▶ **DATA ROWS**:
+++

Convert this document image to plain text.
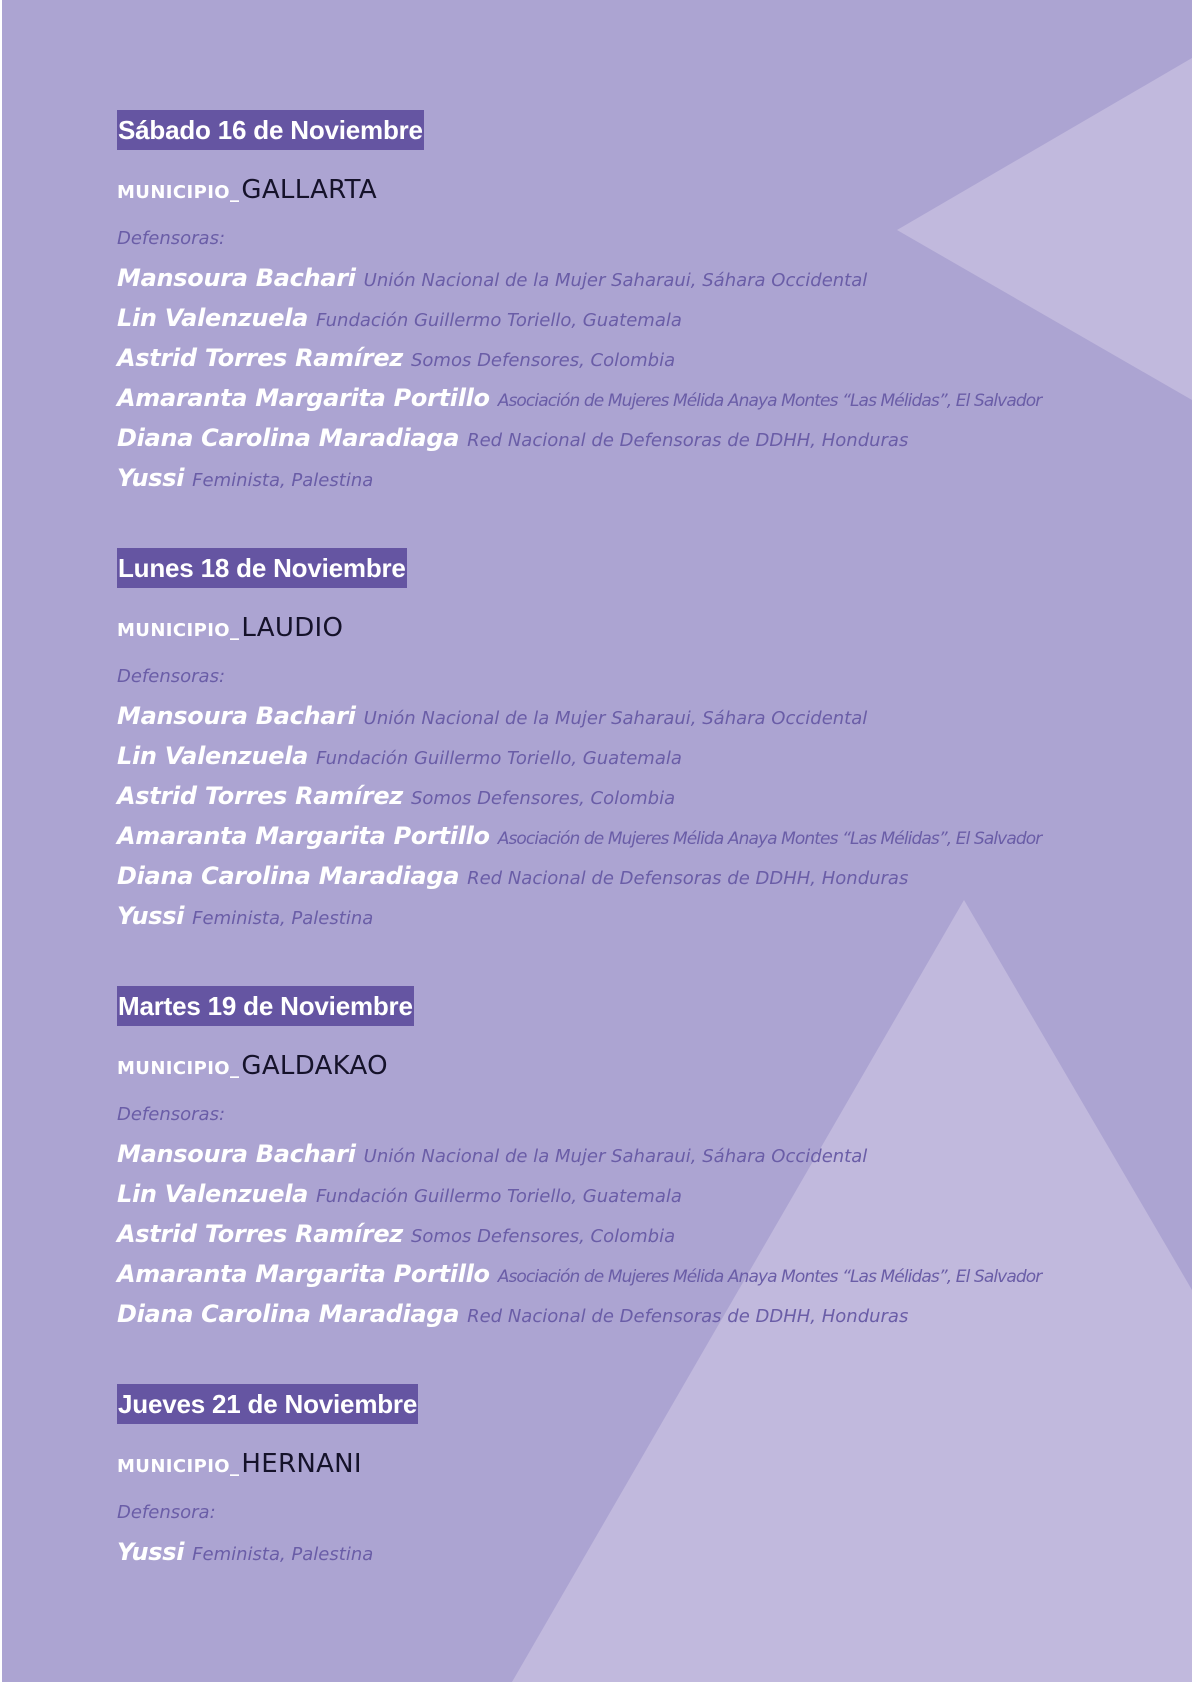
Sábado 16 de Noviembre
MUNICIPIO_GALLARTA
Defensoras:
Mansoura Bachari Unión Nacional de la Mujer Saharaui, Sáhara Occidental
Lin Valenzuela Fundación Guillermo Toriello, Guatemala
Astrid Torres Ramírez Somos Defensores, Colombia
Amaranta Margarita Portillo Asociación de Mujeres Mélida Anaya Montes “Las Mélidas”, El Salvador
Diana Carolina Maradiaga Red Nacional de Defensoras de DDHH, Honduras
Yussi Feminista, Palestina
Lunes 18 de Noviembre
MUNICIPIO_LAUDIO
Defensoras:
Mansoura Bachari Unión Nacional de la Mujer Saharaui, Sáhara Occidental
Lin Valenzuela Fundación Guillermo Toriello, Guatemala
Astrid Torres Ramírez Somos Defensores, Colombia
Amaranta Margarita Portillo Asociación de Mujeres Mélida Anaya Montes “Las Mélidas”, El Salvador
Diana Carolina Maradiaga Red Nacional de Defensoras de DDHH, Honduras
Yussi Feminista, Palestina
Martes 19 de Noviembre
MUNICIPIO_GALDAKAO
Defensoras:
Mansoura Bachari Unión Nacional de la Mujer Saharaui, Sáhara Occidental
Lin Valenzuela Fundación Guillermo Toriello, Guatemala
Astrid Torres Ramírez Somos Defensores, Colombia
Amaranta Margarita Portillo Asociación de Mujeres Mélida Anaya Montes “Las Mélidas”, El Salvador
Diana Carolina Maradiaga Red Nacional de Defensoras de DDHH, Honduras
Jueves 21 de Noviembre
MUNICIPIO_HERNANI
Defensora:
Yussi Feminista, Palestina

+++

Extract the entries in full, exactly as they are, minus the pictures.

Convert this document image to plain text.
Sábado 16 de Noviembre
MUNICIPIO_GALLARTA
Defensoras:
Mansoura Bachari Unión Nacional de la Mujer Saharaui, Sáhara Occidental
Lin Valenzuela Fundación Guillermo Toriello, Guatemala
Astrid Torres Ramírez Somos Defensores, Colombia
Amaranta Margarita Portillo Asociación de Mujeres Mélida Anaya Montes “Las Mélidas”, El Salvador
Diana Carolina Maradiaga Red Nacional de Defensoras de DDHH, Honduras
Yussi Feminista, Palestina
Lunes 18 de Noviembre
MUNICIPIO_LAUDIO
Defensoras:
Mansoura Bachari Unión Nacional de la Mujer Saharaui, Sáhara Occidental
Lin Valenzuela Fundación Guillermo Toriello, Guatemala
Astrid Torres Ramírez Somos Defensores, Colombia
Amaranta Margarita Portillo Asociación de Mujeres Mélida Anaya Montes “Las Mélidas”, El Salvador
Diana Carolina Maradiaga Red Nacional de Defensoras de DDHH, Honduras
Yussi Feminista, Palestina
Martes 19 de Noviembre
MUNICIPIO_GALDAKAO
Defensoras:
Mansoura Bachari Unión Nacional de la Mujer Saharaui, Sáhara Occidental
Lin Valenzuela Fundación Guillermo Toriello, Guatemala
Astrid Torres Ramírez Somos Defensores, Colombia
Amaranta Margarita Portillo Asociación de Mujeres Mélida Anaya Montes “Las Mélidas”, El Salvador
Diana Carolina Maradiaga Red Nacional de Defensoras de DDHH, Honduras
Jueves 21 de Noviembre
MUNICIPIO_HERNANI
Defensora:
Yussi Feminista, Palestina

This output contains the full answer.